* [Request] Copy out every line of the entries below verbatim, leaving out the picture lines.
========
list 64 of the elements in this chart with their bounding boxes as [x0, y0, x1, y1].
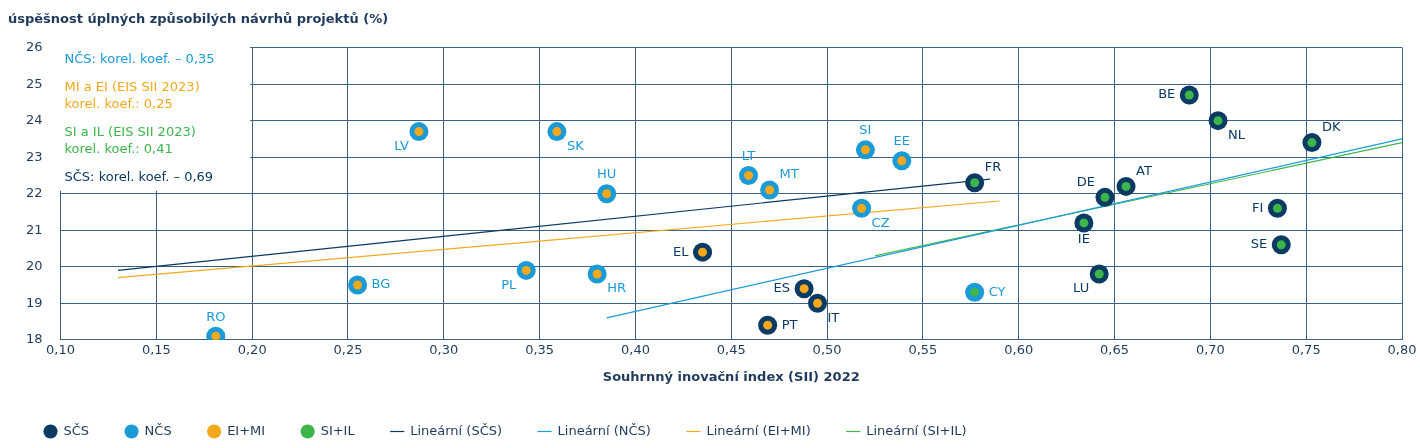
x-tick-label: 0,55 [908, 341, 938, 357]
annotation: FI [1252, 199, 1264, 215]
x-tick-label: 0,80 [1387, 341, 1417, 357]
annotation: CY [988, 283, 1006, 299]
y-tick-label: 21 [26, 221, 43, 237]
x-tick-label: 0,40 [620, 341, 650, 357]
annotation: EE [893, 133, 911, 149]
annotation: LV [394, 137, 409, 153]
annotation: LU [1073, 280, 1090, 296]
legend-label: Lineární (NČS) [557, 422, 651, 438]
annotation: CZ [871, 214, 890, 230]
annotation: DE [1076, 173, 1095, 189]
annotation: SI [859, 122, 872, 138]
x-tick-label: 0,20 [237, 341, 267, 357]
x-tick-label: 0,60 [1004, 341, 1034, 357]
legend-label: Lineární (EI+MI) [706, 422, 811, 438]
annotation: FR [984, 159, 1002, 175]
y-tick-label: 26 [26, 38, 43, 54]
legend-label: Lineární (SI+IL) [866, 422, 967, 438]
x-tick-label: 0,25 [333, 341, 363, 357]
annotation: EL [673, 243, 690, 259]
annotation: NL [1228, 127, 1246, 143]
y-tick-label: 19 [26, 294, 43, 310]
y-tick-label: 18 [26, 331, 43, 347]
annotation: HR [607, 280, 626, 296]
legend-label: SČS [63, 422, 90, 438]
y-tick-label: 20 [26, 258, 43, 274]
annotation: PL [501, 276, 517, 292]
annotation: NČS: korel. koef. – 0,35 [64, 50, 215, 66]
x-tick-label: 0,70 [1195, 341, 1225, 357]
annotation: PT [781, 316, 798, 332]
annotation: HU [597, 166, 617, 182]
annotation: SI a IL (EIS SII 2023) korel. koef.: 0,41 [64, 123, 196, 156]
legend-label: SI+IL [320, 422, 356, 438]
y-tick-label: 24 [26, 112, 43, 128]
x-axis-title: Souhrnný inovační index (SII) 2022 [602, 368, 860, 384]
annotation: BG [371, 276, 391, 292]
annotation: BE [1158, 86, 1176, 102]
x-tick-label: 0,30 [429, 341, 459, 357]
y-tick-label: 22 [26, 185, 43, 201]
legend-label: EI+MI [227, 422, 266, 438]
x-tick-label: 0,35 [525, 341, 555, 357]
x-tick-label: 0,50 [812, 341, 842, 357]
annotation: RO [206, 308, 226, 324]
annotation: SČS: korel. koef. – 0,69 [64, 168, 214, 184]
x-tick-label: 0,75 [1291, 341, 1321, 357]
x-tick-label: 0,15 [141, 341, 171, 357]
annotation: SE [1250, 236, 1268, 252]
annotation: ES [773, 280, 791, 296]
legend-label: NČS [144, 422, 172, 438]
legend-label: Lineární (SČS) [410, 422, 503, 438]
x-tick-label: 0,10 [46, 341, 76, 357]
y-axis-title: úspěšnost úplných způsobilých návrhů projektů (%) [8, 11, 389, 27]
annotation: IE [1077, 231, 1090, 247]
annotation: SK [566, 137, 585, 153]
x-tick-label: 0,65 [1100, 341, 1130, 357]
annotation: DK [1321, 118, 1341, 134]
x-tick-label: 0,45 [716, 341, 746, 357]
annotation: AT [1136, 162, 1152, 178]
y-tick-label: 25 [26, 75, 43, 91]
annotation: IT [827, 309, 840, 325]
annotation: MI a EI (EIS SII 2023) korel. koef.: 0,25 [64, 78, 200, 111]
annotation: MT [779, 166, 799, 182]
y-tick-label: 23 [26, 148, 43, 164]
========
* [Reply]
list 64 of the elements in this chart with their bounding boxes as [x0, y0, x1, y1].
x-tick-label: 0,55 [908, 341, 938, 357]
annotation: FI [1252, 199, 1264, 215]
x-tick-label: 0,80 [1387, 341, 1417, 357]
annotation: CY [988, 283, 1006, 299]
y-tick-label: 21 [26, 221, 43, 237]
x-tick-label: 0,40 [620, 341, 650, 357]
annotation: EE [893, 133, 911, 149]
annotation: LV [394, 137, 409, 153]
annotation: LU [1073, 280, 1090, 296]
legend-label: Lineární (NČS) [557, 422, 651, 438]
annotation: CZ [871, 214, 890, 230]
annotation: DE [1076, 173, 1095, 189]
annotation: SI [859, 122, 872, 138]
x-tick-label: 0,20 [237, 341, 267, 357]
x-tick-label: 0,60 [1004, 341, 1034, 357]
legend-label: Lineární (EI+MI) [706, 422, 811, 438]
annotation: FR [984, 159, 1002, 175]
y-tick-label: 26 [26, 38, 43, 54]
legend-label: Lineární (SI+IL) [866, 422, 967, 438]
x-tick-label: 0,25 [333, 341, 363, 357]
annotation: EL [673, 243, 690, 259]
annotation: NL [1228, 127, 1246, 143]
y-tick-label: 19 [26, 294, 43, 310]
y-tick-label: 18 [26, 331, 43, 347]
annotation: HR [607, 280, 626, 296]
legend-label: SČS [63, 422, 90, 438]
y-tick-label: 20 [26, 258, 43, 274]
annotation: PL [501, 276, 517, 292]
annotation: NČS: korel. koef. – 0,35 [64, 50, 215, 66]
x-tick-label: 0,70 [1195, 341, 1225, 357]
annotation: PT [781, 316, 798, 332]
annotation: HU [597, 166, 617, 182]
annotation: SI a IL (EIS SII 2023) korel. koef.: 0,41 [64, 123, 196, 156]
legend-label: SI+IL [320, 422, 356, 438]
y-tick-label: 24 [26, 112, 43, 128]
x-axis-title: Souhrnný inovační index (SII) 2022 [602, 368, 860, 384]
annotation: BG [371, 276, 391, 292]
annotation: BE [1158, 86, 1176, 102]
x-tick-label: 0,30 [429, 341, 459, 357]
y-tick-label: 22 [26, 185, 43, 201]
legend-label: EI+MI [227, 422, 266, 438]
x-tick-label: 0,35 [525, 341, 555, 357]
x-tick-label: 0,50 [812, 341, 842, 357]
annotation: RO [206, 308, 226, 324]
annotation: SČS: korel. koef. – 0,69 [64, 168, 214, 184]
x-tick-label: 0,75 [1291, 341, 1321, 357]
x-tick-label: 0,15 [141, 341, 171, 357]
annotation: SE [1250, 236, 1268, 252]
annotation: ES [773, 280, 791, 296]
legend-label: NČS [144, 422, 172, 438]
legend-label: Lineární (SČS) [410, 422, 503, 438]
x-tick-label: 0,10 [46, 341, 76, 357]
y-axis-title: úspěšnost úplných způsobilých návrhů projektů (%) [8, 11, 389, 27]
annotation: IE [1077, 231, 1090, 247]
annotation: SK [566, 137, 585, 153]
x-tick-label: 0,65 [1100, 341, 1130, 357]
annotation: DK [1321, 118, 1341, 134]
x-tick-label: 0,45 [716, 341, 746, 357]
annotation: AT [1136, 162, 1152, 178]
y-tick-label: 25 [26, 75, 43, 91]
annotation: IT [827, 309, 840, 325]
annotation: MI a EI (EIS SII 2023) korel. koef.: 0,25 [64, 78, 200, 111]
annotation: MT [779, 166, 799, 182]
y-tick-label: 23 [26, 148, 43, 164]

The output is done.